Exercise objective
Retype each entry below exactly as it stands.

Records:
——

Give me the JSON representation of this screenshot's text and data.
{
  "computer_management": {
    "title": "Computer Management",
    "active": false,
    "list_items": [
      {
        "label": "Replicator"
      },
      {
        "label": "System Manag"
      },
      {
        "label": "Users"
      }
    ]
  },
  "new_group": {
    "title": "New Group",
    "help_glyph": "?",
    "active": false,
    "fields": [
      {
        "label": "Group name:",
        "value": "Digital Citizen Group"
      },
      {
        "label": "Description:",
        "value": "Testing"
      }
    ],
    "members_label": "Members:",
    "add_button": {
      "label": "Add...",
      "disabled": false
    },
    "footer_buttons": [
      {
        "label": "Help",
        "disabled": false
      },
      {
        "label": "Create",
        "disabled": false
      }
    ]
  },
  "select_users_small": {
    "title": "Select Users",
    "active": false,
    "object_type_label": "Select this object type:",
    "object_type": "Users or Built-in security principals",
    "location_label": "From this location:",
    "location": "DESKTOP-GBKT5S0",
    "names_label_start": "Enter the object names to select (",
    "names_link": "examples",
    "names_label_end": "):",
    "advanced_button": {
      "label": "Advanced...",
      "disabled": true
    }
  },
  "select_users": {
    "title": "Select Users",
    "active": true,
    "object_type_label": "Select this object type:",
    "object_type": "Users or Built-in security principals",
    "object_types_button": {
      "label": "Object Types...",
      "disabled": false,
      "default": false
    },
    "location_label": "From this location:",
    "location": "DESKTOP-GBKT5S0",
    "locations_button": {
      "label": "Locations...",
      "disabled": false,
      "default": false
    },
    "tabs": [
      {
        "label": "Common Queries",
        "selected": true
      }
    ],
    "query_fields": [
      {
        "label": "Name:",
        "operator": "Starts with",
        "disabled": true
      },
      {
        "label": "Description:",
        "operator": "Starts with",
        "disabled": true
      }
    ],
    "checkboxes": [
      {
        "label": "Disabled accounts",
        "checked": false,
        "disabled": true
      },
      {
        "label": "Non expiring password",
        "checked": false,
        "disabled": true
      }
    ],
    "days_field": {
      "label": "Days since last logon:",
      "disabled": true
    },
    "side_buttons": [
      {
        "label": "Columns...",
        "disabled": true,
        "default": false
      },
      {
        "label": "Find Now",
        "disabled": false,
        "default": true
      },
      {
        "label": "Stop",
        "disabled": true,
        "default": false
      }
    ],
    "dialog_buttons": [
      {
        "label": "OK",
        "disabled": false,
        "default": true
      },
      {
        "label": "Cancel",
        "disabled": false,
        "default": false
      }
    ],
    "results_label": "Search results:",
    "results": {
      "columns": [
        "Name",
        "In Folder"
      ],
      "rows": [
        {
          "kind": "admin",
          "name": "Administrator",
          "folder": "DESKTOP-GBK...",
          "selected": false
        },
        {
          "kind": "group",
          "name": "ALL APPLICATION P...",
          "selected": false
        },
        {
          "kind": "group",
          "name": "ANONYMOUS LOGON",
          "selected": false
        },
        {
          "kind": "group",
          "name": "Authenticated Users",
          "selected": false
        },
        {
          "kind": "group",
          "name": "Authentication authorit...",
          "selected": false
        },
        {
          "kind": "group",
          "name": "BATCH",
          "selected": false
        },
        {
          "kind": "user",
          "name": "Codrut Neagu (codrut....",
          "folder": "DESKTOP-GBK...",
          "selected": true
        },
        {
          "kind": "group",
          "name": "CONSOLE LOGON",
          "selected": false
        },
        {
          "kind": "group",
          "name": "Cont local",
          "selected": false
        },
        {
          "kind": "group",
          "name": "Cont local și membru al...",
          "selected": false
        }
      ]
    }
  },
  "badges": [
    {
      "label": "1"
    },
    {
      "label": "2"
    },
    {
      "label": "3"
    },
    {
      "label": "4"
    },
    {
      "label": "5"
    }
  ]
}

——

Final result
Give me the JSON representation of this screenshot's text and data.
{
  "computer_management": {
    "title": "Computer Management",
    "active": false,
    "list_items": [
      {
        "label": "Replicator"
      },
      {
        "label": "System Manag"
      },
      {
        "label": "Users"
      }
    ]
  },
  "new_group": {
    "title": "New Group",
    "help_glyph": "?",
    "active": false,
    "fields": [
      {
        "label": "Group name:",
        "value": "Digital Citizen Group"
      },
      {
        "label": "Description:",
        "value": "Testing"
      }
    ],
    "members_label": "Members:",
    "add_button": {
      "label": "Add...",
      "disabled": false
    },
    "footer_buttons": [
      {
        "label": "Help",
        "disabled": false
      },
      {
        "label": "Create",
        "disabled": false
      }
    ]
  },
  "select_users_small": {
    "title": "Select Users",
    "active": false,
    "object_type_label": "Select this object type:",
    "object_type": "Users or Built-in security principals",
    "location_label": "From this location:",
    "location": "DESKTOP-GBKT5S0",
    "names_label_start": "Enter the object names to select (",
    "names_link": "examples",
    "names_label_end": "):",
    "advanced_button": {
      "label": "Advanced...",
      "disabled": true
    }
  },
  "select_users": {
    "title": "Select Users",
    "active": true,
    "object_type_label": "Select this object type:",
    "object_type": "Users or Built-in security principals",
    "object_types_button": {
      "label": "Object Types...",
      "disabled": false,
      "default": false
    },
    "location_label": "From this location:",
    "location": "DESKTOP-GBKT5S0",
    "locations_button": {
      "label": "Locations...",
      "disabled": false,
      "default": false
    },
    "tabs": [
      {
        "label": "Common Queries",
        "selected": true
      }
    ],
    "query_fields": [
      {
        "label": "Name:",
        "operator": "Starts with",
        "disabled": true
      },
      {
        "label": "Description:",
        "operator": "Starts with",
        "disabled": true
      }
    ],
    "checkboxes": [
      {
        "label": "Disabled accounts",
        "checked": false,
        "disabled": true
      },
      {
        "label": "Non expiring password",
        "checked": false,
        "disabled": true
      }
    ],
    "days_field": {
      "label": "Days since last logon:",
      "disabled": true
    },
    "side_buttons": [
      {
        "label": "Columns...",
        "disabled": true,
        "default": false
      },
      {
        "label": "Find Now",
        "disabled": false,
        "default": true
      },
      {
        "label": "Stop",
        "disabled": true,
        "default": false
      }
    ],
    "dialog_buttons": [
      {
        "label": "OK",
        "disabled": false,
        "default": true
      },
      {
        "label": "Cancel",
        "disabled": false,
        "default": false
      }
    ],
    "results_label": "Search results:",
    "results": {
      "columns": [
        "Name",
        "In Folder"
      ],
      "rows": [
        {
          "kind": "admin",
          "name": "Administrator",
          "folder": "DESKTOP-GBK...",
          "selected": false
        },
        {
          "kind": "group",
          "name": "ALL APPLICATION P...",
          "selected": false
        },
        {
          "kind": "group",
          "name": "ANONYMOUS LOGON",
          "selected": false
        },
        {
          "kind": "group",
          "name": "Authenticated Users",
          "selected": false
        },
        {
          "kind": "group",
          "name": "Authentication authorit...",
          "selected": false
        },
        {
          "kind": "group",
          "name": "BATCH",
          "selected": false
        },
        {
          "kind": "user",
          "name": "Codrut Neagu (codrut....",
          "folder": "DESKTOP-GBK...",
          "selected": true
        },
        {
          "kind": "group",
          "name": "CONSOLE LOGON",
          "selected": false
        },
        {
          "kind": "group",
          "name": "Cont local",
          "selected": false
        },
        {
          "kind": "group",
          "name": "Cont local și membru al...",
          "selected": false
        }
      ]
    }
  },
  "badges": [
    {
      "label": "1"
    },
    {
      "label": "2"
    },
    {
      "label": "3"
    },
    {
      "label": "4"
    },
    {
      "label": "5"
    }
  ]
}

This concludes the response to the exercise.